> What the task asks: Search the entries for lines that contain the word "Beitragsrückerstattung", and report each one found.

> Available data:

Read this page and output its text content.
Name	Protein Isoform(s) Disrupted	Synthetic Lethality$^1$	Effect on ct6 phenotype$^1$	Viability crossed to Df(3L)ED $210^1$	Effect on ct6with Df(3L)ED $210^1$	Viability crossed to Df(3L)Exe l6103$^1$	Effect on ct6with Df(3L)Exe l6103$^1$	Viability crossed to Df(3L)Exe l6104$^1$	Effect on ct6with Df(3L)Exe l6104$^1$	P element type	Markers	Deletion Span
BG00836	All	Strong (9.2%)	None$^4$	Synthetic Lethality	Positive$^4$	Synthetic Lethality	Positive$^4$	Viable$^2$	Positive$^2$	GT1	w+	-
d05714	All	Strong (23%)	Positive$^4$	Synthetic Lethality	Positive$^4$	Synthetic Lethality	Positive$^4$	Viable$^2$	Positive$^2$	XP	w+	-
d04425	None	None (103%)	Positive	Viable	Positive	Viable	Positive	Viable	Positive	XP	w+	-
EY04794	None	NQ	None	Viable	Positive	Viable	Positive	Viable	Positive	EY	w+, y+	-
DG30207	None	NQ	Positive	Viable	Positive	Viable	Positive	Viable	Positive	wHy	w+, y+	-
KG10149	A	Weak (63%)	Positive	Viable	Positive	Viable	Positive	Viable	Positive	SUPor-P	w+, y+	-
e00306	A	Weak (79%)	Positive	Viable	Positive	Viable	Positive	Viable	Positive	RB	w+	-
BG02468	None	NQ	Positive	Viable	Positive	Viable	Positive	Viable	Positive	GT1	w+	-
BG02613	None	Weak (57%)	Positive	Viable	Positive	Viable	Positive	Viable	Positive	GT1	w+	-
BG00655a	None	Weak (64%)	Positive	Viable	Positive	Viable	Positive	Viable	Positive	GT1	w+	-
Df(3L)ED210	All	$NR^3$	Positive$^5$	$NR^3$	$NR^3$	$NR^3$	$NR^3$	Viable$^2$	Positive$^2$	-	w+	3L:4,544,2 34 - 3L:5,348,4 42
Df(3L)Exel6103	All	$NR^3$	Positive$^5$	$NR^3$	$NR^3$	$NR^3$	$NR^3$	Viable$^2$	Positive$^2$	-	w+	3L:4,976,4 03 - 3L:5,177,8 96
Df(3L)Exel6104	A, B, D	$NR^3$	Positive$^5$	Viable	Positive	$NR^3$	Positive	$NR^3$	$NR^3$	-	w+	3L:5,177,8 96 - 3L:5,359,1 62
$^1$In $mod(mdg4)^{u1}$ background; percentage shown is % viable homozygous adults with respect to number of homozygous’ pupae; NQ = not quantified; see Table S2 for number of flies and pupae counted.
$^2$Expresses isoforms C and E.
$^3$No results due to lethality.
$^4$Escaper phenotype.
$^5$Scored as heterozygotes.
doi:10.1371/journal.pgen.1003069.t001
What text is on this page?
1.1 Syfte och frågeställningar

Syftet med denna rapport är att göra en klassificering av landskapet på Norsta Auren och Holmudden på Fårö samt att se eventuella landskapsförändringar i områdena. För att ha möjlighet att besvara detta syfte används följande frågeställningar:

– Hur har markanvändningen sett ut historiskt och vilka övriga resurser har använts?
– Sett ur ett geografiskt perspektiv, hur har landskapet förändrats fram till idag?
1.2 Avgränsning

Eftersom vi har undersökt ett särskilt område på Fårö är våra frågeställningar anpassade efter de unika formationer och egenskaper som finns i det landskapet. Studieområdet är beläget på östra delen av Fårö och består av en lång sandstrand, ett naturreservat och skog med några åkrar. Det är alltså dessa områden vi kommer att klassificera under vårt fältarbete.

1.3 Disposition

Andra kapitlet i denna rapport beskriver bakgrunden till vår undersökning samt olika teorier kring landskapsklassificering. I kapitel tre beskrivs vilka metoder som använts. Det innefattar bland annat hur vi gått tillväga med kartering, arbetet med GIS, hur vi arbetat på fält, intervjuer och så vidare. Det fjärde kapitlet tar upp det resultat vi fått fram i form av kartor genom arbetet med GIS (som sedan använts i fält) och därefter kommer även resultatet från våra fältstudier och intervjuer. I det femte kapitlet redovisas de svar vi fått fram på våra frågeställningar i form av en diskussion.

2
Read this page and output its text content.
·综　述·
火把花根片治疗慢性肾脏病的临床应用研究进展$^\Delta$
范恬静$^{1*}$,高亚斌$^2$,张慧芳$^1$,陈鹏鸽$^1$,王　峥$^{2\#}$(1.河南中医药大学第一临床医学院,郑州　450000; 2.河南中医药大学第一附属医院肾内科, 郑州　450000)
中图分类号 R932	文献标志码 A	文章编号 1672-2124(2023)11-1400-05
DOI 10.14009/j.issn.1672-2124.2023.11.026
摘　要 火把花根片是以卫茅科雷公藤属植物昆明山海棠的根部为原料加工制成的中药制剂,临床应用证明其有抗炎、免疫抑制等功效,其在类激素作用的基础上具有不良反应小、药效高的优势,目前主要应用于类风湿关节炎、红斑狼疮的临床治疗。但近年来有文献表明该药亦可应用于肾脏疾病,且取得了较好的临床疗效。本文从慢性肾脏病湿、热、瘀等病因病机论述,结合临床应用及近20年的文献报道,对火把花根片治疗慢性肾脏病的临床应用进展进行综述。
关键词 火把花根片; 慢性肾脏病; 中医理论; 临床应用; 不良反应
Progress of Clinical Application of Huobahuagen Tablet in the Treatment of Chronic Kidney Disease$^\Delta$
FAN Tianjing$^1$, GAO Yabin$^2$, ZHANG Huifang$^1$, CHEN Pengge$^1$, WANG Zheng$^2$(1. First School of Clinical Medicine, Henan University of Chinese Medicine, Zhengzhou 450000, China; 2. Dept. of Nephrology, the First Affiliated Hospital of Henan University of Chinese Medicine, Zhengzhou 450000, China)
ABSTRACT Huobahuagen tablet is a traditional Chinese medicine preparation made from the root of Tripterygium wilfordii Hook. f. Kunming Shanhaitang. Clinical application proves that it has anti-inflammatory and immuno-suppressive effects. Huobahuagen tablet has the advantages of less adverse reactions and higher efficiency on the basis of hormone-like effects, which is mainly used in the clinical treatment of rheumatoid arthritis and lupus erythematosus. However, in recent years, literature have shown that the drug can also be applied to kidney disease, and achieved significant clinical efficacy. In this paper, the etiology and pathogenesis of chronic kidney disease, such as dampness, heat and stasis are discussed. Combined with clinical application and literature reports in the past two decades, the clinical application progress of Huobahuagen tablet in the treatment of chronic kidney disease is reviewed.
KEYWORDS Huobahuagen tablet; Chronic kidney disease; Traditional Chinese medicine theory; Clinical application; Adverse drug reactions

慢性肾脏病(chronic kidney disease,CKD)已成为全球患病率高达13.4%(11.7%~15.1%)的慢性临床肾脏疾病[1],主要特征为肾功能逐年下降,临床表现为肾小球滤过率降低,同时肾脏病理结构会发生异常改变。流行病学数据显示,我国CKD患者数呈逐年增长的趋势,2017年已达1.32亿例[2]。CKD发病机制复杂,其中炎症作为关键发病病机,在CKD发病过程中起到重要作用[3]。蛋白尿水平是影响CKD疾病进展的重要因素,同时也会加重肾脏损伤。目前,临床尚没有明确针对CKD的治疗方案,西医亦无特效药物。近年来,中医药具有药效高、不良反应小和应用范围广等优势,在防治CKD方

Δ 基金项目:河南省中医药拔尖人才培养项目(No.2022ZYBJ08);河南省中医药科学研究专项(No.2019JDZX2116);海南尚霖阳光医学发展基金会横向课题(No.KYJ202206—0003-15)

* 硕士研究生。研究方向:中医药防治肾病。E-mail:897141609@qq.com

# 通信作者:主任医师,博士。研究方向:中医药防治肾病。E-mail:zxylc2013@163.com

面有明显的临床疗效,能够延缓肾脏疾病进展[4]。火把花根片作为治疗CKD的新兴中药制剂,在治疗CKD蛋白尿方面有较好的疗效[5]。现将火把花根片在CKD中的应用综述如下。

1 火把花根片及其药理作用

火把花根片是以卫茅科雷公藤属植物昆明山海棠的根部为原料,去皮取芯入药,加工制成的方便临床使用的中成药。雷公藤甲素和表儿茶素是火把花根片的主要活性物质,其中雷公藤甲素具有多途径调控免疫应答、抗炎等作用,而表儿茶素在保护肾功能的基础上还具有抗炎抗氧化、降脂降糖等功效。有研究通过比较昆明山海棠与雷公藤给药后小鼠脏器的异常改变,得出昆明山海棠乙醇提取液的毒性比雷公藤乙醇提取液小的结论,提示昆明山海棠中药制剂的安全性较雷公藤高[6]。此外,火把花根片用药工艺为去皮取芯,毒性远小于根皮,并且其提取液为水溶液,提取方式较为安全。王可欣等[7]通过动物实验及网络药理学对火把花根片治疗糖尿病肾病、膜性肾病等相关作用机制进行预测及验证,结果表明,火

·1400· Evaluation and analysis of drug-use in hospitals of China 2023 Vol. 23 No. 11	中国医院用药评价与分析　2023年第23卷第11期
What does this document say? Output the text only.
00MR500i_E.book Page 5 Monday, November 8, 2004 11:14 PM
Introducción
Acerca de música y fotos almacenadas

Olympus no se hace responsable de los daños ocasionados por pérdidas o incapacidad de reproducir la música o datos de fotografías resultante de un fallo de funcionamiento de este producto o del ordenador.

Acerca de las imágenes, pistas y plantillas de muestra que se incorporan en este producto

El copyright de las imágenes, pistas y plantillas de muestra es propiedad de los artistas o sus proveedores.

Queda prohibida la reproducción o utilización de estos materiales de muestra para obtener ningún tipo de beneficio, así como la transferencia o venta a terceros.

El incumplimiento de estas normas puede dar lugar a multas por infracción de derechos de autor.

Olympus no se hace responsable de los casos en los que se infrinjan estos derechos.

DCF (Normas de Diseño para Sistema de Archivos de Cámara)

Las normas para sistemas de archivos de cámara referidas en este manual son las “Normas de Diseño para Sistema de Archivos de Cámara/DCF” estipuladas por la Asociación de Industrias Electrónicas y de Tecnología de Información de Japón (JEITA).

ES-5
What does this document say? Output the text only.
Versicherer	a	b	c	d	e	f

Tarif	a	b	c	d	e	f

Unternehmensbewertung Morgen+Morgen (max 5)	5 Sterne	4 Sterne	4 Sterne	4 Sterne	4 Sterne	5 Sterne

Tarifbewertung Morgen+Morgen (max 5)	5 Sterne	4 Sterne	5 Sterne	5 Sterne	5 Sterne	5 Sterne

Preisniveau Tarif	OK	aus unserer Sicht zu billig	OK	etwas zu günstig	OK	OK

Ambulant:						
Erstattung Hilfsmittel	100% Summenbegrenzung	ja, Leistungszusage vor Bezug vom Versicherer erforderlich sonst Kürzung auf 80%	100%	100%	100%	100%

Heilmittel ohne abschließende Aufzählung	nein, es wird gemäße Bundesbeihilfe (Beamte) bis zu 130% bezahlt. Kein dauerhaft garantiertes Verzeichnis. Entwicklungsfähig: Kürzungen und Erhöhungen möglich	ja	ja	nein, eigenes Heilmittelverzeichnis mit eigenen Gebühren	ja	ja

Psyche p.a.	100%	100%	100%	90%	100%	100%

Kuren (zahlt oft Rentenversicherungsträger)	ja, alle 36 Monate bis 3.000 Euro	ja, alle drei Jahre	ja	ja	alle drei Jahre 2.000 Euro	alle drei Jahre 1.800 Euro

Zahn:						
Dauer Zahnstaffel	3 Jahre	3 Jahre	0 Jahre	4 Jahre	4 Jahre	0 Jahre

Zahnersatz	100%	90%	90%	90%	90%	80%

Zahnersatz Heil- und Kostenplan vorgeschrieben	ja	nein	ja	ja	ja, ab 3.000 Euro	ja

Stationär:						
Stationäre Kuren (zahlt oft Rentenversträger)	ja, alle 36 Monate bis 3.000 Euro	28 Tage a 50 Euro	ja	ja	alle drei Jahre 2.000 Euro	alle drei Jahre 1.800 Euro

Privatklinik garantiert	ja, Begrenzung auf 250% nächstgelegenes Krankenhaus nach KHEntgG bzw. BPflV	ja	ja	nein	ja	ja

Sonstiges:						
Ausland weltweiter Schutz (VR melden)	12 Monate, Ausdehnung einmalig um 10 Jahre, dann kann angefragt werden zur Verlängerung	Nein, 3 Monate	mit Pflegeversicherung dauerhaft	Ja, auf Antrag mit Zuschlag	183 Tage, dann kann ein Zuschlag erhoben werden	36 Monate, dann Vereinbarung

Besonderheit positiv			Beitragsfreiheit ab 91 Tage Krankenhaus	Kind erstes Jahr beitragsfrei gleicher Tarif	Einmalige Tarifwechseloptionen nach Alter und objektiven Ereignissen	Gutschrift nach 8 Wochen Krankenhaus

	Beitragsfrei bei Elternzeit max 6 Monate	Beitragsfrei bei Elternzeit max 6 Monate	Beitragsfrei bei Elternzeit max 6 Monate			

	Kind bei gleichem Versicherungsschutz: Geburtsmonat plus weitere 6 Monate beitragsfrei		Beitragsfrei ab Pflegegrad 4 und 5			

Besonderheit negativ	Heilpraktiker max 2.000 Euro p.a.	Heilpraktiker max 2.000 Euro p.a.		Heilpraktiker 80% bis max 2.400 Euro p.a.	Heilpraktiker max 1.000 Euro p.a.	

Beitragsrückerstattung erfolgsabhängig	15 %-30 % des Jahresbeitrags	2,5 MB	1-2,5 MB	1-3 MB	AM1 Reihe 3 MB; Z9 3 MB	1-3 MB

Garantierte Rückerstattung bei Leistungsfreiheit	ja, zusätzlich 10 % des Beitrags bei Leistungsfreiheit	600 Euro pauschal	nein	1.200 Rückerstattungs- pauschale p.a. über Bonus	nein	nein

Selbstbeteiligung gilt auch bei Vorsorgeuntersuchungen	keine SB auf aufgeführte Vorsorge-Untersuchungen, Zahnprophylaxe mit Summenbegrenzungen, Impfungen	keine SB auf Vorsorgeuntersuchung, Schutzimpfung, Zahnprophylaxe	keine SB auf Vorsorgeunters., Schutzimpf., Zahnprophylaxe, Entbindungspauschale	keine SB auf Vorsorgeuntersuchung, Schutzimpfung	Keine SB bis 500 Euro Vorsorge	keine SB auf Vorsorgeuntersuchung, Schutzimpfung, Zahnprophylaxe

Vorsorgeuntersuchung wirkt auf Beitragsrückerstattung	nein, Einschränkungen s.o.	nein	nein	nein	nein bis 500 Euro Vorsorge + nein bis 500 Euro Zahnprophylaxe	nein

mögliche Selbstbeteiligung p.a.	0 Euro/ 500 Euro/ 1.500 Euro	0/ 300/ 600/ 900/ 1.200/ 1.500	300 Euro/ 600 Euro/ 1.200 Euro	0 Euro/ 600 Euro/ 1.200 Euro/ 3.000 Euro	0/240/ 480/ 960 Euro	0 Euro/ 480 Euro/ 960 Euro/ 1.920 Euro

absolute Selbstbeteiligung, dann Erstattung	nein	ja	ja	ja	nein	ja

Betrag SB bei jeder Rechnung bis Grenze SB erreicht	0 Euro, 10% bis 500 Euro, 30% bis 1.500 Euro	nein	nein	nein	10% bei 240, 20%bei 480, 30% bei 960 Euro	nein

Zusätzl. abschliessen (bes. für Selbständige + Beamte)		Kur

> Output for this task:
Beitragsrückerstattung erfolgsabhängig	15 %-30 % des Jahresbeitrags	2,5 MB	1-2,5 MB	1-3 MB	AM1 Reihe 3 MB; Z9 3 MB	1-3 MB
Vorsorgeuntersuchung wirkt auf Beitragsrückerstattung	nein, Einschränkungen s.o.	nein	nein	nein	nein bis 500 Euro Vorsorge + nein bis 500 Euro Zahnprophylaxe	nein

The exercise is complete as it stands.